» What this task involves: Without the pictures, output the records below word for word.

◇ ◇ ◇ ◇ ◇ ◇ ◇

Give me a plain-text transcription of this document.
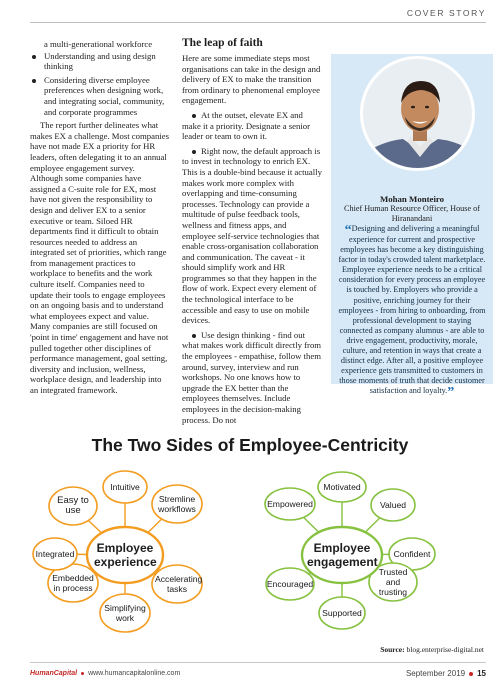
COVER STORY
a multi-generational workforce
Understanding and using design thinking
Considering diverse employee preferences when designing work, and integrating social, community, and corporate programmes

The report further delineates what makes EX a challenge. Most companies have not made EX a priority for HR leaders, often delegating it to an annual employee engagement survey. Although some companies have assigned a C-suite role for EX, most have not given the responsibility to design and deliver EX to a senior executive or team. Siloed HR departments find it difficult to obtain resources needed to address an integrated set of priorities, which range from management practices to workplace to benefits and the work culture itself. Companies need to update their tools to engage employees on an ongoing basis and to understand what employees expect and value. Many companies are still focused on 'point in time' engagement and have not pulled together other disciplines of performance management, goal setting, diversity and inclusion, wellness, workplace design, and leadership into an integrated framework.

The leap of faith

Here are some immediate steps most organisations can take in the design and delivery of EX to make the transition from ordinary to phenomenal employee engagement.

At the outset, elevate EX and make it a priority. Designate a senior leader or team to own it.

Right now, the default approach is to invest in technology to enrich EX. This is a double-bind because it actually makes work more complex with overlapping and time-consuming processes. Technology can provide a multitude of pulse feedback tools, wellness and fitness apps, and employee self-service technologies that enable cross-organisation collaboration and communication. The caveat - it should simplify work and HR programmes so that they happen in the flow of work. Expect every element of the technological interface to be accessible and easy to use on mobile devices.

Use design thinking - find out what makes work difficult directly from the employees - empathise, follow them around, survey, interview and run workshops. No one knows how to upgrade the EX better than the employees themselves. Include employees in the decision-making process. Do not

Mohan Monteiro
Chief Human Resource Officer, House of Hiranandani
“Designing and delivering a meaningful experience for current and prospective employees has become a key distinguishing factor in today's crowded talent marketplace. Employee experience needs to be a critical consideration for every process an employee is touched by. Employers who provide a positive, enriching journey for their employees - from hiring to onboarding, from professional development to staying connected as company alumnus - are able to drive engagement, productivity, morale, culture, and retention in ways that create a distinct edge. After all, a positive employee experience gets transmitted to customers in those moments of truth that decide customer satisfaction and loyalty.”
The Two Sides of Employee-Centricity
Intuitive
Stremline workflows
Accelerating tasks
Simplifying work
Embedded in process
Integrated
Easy to use
Employee experience
Motivated
Valued
Confident
Trusted and trusting
Supported
Encouraged
Empowered
Employee engagement
Source: blog.enterprise-digital.net
HumanCapital www.humancapitalonline.com	September 2019 15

◇ ◇ ◇ ◇ ◇ ◇ ◇

» Full solution:
Give me a plain-text transcription of this document.
COVER STORY
a multi-generational workforce
Understanding and using design thinking
Considering diverse employee preferences when designing work, and integrating social, community, and corporate programmes

The report further delineates what makes EX a challenge. Most companies have not made EX a priority for HR leaders, often delegating it to an annual employee engagement survey. Although some companies have assigned a C-suite role for EX, most have not given the responsibility to design and deliver EX to a senior executive or team. Siloed HR departments find it difficult to obtain resources needed to address an integrated set of priorities, which range from management practices to workplace to benefits and the work culture itself. Companies need to update their tools to engage employees on an ongoing basis and to understand what employees expect and value. Many companies are still focused on 'point in time' engagement and have not pulled together other disciplines of performance management, goal setting, diversity and inclusion, wellness, workplace design, and leadership into an integrated framework.

The leap of faith

Here are some immediate steps most organisations can take in the design and delivery of EX to make the transition from ordinary to phenomenal employee engagement.

At the outset, elevate EX and make it a priority. Designate a senior leader or team to own it.

Right now, the default approach is to invest in technology to enrich EX. This is a double-bind because it actually makes work more complex with overlapping and time-consuming processes. Technology can provide a multitude of pulse feedback tools, wellness and fitness apps, and employee self-service technologies that enable cross-organisation collaboration and communication. The caveat - it should simplify work and HR programmes so that they happen in the flow of work. Expect every element of the technological interface to be accessible and easy to use on mobile devices.

Use design thinking - find out what makes work difficult directly from the employees - empathise, follow them around, survey, interview and run workshops. No one knows how to upgrade the EX better than the employees themselves. Include employees in the decision-making process. Do not

Mohan Monteiro
Chief Human Resource Officer, House of Hiranandani
“Designing and delivering a meaningful experience for current and prospective employees has become a key distinguishing factor in today's crowded talent marketplace. Employee experience needs to be a critical consideration for every process an employee is touched by. Employers who provide a positive, enriching journey for their employees - from hiring to onboarding, from professional development to staying connected as company alumnus - are able to drive engagement, productivity, morale, culture, and retention in ways that create a distinct edge. After all, a positive employee experience gets transmitted to customers in those moments of truth that decide customer satisfaction and loyalty.”
The Two Sides of Employee-Centricity
Intuitive
Stremline workflows
Accelerating tasks
Simplifying work
Embedded in process
Integrated
Easy to use
Employee experience
Motivated
Valued
Confident
Trusted and trusting
Supported
Encouraged
Empowered
Employee engagement
Source: blog.enterprise-digital.net
HumanCapital www.humancapitalonline.com	September 2019 15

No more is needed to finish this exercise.